▶ Stated exercise
All lines in the data bearing the string "Strengthening" should be identified and copied.

___ Material provided

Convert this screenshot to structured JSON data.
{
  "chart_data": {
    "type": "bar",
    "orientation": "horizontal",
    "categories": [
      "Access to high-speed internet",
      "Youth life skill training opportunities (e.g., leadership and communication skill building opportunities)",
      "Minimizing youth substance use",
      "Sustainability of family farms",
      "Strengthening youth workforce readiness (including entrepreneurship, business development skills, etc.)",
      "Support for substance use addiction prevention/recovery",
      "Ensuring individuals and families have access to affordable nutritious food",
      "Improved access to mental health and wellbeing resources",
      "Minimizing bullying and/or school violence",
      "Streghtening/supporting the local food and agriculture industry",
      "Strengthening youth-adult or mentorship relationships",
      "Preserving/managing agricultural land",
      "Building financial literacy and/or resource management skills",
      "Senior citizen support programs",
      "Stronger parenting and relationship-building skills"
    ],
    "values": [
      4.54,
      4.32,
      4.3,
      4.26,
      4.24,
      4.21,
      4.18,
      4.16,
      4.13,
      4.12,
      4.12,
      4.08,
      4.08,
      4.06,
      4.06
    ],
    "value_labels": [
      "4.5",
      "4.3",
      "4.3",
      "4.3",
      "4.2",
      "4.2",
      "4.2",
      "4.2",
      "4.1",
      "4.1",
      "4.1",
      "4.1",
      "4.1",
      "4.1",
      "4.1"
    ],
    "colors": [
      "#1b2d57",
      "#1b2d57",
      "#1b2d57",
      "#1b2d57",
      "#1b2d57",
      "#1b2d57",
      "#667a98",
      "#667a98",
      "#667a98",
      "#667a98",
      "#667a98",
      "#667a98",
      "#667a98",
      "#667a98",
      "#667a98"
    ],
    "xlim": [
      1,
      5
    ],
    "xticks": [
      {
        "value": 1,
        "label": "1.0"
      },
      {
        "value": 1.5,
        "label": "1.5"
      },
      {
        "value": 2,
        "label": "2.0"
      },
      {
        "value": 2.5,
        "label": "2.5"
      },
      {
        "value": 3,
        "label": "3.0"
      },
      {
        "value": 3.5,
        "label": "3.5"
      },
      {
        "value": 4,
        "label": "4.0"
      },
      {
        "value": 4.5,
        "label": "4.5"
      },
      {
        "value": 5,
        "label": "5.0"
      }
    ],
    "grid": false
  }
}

______

▶ Full response
      "Strengthening youth workforce readiness (including entrepreneurship, business development skills, etc.)",
      "Strengthening youth-adult or mentorship relationships",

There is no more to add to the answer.